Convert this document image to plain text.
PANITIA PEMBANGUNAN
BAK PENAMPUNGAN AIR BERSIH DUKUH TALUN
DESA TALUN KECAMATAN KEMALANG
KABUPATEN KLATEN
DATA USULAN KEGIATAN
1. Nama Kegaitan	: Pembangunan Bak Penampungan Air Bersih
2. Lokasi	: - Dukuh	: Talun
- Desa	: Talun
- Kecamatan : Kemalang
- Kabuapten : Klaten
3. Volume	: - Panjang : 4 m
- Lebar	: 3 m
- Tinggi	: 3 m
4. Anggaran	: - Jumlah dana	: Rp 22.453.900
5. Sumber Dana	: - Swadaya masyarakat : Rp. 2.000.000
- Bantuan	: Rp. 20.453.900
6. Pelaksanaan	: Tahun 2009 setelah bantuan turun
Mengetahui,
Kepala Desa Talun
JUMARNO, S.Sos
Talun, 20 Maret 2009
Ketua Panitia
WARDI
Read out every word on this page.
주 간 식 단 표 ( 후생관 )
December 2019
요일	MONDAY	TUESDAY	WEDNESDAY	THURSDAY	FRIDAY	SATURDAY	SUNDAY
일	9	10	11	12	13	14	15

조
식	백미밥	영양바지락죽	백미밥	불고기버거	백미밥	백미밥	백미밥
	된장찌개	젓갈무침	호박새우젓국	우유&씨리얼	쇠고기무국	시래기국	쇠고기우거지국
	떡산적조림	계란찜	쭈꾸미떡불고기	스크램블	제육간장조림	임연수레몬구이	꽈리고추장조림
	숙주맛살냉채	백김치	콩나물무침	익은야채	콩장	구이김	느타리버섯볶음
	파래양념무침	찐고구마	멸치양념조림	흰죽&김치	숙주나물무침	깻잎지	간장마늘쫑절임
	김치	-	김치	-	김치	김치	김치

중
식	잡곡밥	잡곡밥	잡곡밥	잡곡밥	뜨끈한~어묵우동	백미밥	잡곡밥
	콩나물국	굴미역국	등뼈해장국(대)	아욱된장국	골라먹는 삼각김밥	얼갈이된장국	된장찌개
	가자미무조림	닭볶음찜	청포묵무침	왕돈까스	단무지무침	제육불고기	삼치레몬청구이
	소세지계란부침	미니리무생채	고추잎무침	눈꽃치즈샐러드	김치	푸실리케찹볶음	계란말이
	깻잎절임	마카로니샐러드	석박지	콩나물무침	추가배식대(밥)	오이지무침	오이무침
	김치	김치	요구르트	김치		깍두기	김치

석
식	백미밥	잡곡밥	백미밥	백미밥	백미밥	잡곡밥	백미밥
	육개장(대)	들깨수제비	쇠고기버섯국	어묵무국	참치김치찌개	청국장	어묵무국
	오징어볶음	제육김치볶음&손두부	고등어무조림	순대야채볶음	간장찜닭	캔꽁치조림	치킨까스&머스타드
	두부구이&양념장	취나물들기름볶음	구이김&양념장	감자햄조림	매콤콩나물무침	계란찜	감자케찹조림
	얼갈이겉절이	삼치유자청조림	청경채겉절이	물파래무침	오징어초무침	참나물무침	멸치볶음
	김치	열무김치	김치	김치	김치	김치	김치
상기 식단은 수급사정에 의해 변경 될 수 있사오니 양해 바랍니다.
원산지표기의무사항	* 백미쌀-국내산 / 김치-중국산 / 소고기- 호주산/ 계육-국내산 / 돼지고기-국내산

________

### REQUIRED TASK
Every line of the listing that holds "this" should be found and copied.

### TASK OUTPUT
Convert this document image to plain text.
Read out every word on this page.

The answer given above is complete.